What this task involves :: Go through the listing and write out all of it exactly.

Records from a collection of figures
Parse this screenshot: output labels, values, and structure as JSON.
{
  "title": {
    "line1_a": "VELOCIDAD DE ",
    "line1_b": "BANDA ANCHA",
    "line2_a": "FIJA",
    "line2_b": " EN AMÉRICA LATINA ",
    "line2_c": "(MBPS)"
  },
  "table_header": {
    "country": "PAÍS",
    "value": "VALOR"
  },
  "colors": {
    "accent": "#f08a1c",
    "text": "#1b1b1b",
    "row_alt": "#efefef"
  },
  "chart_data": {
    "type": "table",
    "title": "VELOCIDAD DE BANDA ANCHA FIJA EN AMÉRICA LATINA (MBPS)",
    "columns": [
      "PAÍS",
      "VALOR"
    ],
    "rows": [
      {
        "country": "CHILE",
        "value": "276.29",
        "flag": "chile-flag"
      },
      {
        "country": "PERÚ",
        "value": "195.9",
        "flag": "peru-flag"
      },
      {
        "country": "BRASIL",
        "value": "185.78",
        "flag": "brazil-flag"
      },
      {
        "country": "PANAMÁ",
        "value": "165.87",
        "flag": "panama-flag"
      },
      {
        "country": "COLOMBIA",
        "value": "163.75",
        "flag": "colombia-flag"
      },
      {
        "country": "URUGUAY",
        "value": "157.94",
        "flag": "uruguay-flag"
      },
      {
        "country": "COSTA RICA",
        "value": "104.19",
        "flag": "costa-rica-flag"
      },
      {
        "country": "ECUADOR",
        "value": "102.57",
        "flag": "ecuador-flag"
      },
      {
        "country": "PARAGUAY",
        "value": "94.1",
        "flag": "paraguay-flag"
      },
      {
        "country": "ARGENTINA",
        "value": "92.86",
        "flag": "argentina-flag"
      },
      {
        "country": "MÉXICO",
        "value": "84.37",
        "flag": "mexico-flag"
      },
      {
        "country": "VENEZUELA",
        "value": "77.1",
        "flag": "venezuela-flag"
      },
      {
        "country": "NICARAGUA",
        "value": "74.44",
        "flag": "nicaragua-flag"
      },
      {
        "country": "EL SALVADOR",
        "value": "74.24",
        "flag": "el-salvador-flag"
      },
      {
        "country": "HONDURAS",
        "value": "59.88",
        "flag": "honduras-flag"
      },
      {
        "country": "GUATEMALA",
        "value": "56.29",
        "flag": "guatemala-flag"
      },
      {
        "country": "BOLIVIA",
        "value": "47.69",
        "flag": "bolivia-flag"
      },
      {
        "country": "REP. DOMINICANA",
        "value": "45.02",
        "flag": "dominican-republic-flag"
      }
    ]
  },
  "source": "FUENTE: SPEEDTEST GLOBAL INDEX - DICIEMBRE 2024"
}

Task result ::
Parse this screenshot: output labels, values, and structure as JSON.
{
  "title": {
    "line1_a": "VELOCIDAD DE ",
    "line1_b": "BANDA ANCHA",
    "line2_a": "FIJA",
    "line2_b": " EN AMÉRICA LATINA ",
    "line2_c": "(MBPS)"
  },
  "table_header": {
    "country": "PAÍS",
    "value": "VALOR"
  },
  "colors": {
    "accent": "#f08a1c",
    "text": "#1b1b1b",
    "row_alt": "#efefef"
  },
  "chart_data": {
    "type": "table",
    "title": "VELOCIDAD DE BANDA ANCHA FIJA EN AMÉRICA LATINA (MBPS)",
    "columns": [
      "PAÍS",
      "VALOR"
    ],
    "rows": [
      {
        "country": "CHILE",
        "value": "276.29",
        "flag": "chile-flag"
      },
      {
        "country": "PERÚ",
        "value": "195.9",
        "flag": "peru-flag"
      },
      {
        "country": "BRASIL",
        "value": "185.78",
        "flag": "brazil-flag"
      },
      {
        "country": "PANAMÁ",
        "value": "165.87",
        "flag": "panama-flag"
      },
      {
        "country": "COLOMBIA",
        "value": "163.75",
        "flag": "colombia-flag"
      },
      {
        "country": "URUGUAY",
        "value": "157.94",
        "flag": "uruguay-flag"
      },
      {
        "country": "COSTA RICA",
        "value": "104.19",
        "flag": "costa-rica-flag"
      },
      {
        "country": "ECUADOR",
        "value": "102.57",
        "flag": "ecuador-flag"
      },
      {
        "country": "PARAGUAY",
        "value": "94.1",
        "flag": "paraguay-flag"
      },
      {
        "country": "ARGENTINA",
        "value": "92.86",
        "flag": "argentina-flag"
      },
      {
        "country": "MÉXICO",
        "value": "84.37",
        "flag": "mexico-flag"
      },
      {
        "country": "VENEZUELA",
        "value": "77.1",
        "flag": "venezuela-flag"
      },
      {
        "country": "NICARAGUA",
        "value": "74.44",
        "flag": "nicaragua-flag"
      },
      {
        "country": "EL SALVADOR",
        "value": "74.24",
        "flag": "el-salvador-flag"
      },
      {
        "country": "HONDURAS",
        "value": "59.88",
        "flag": "honduras-flag"
      },
      {
        "country": "GUATEMALA",
        "value": "56.29",
        "flag": "guatemala-flag"
      },
      {
        "country": "BOLIVIA",
        "value": "47.69",
        "flag": "bolivia-flag"
      },
      {
        "country": "REP. DOMINICANA",
        "value": "45.02",
        "flag": "dominican-republic-flag"
      }
    ]
  },
  "source": "FUENTE: SPEEDTEST GLOBAL INDEX - DICIEMBRE 2024"
}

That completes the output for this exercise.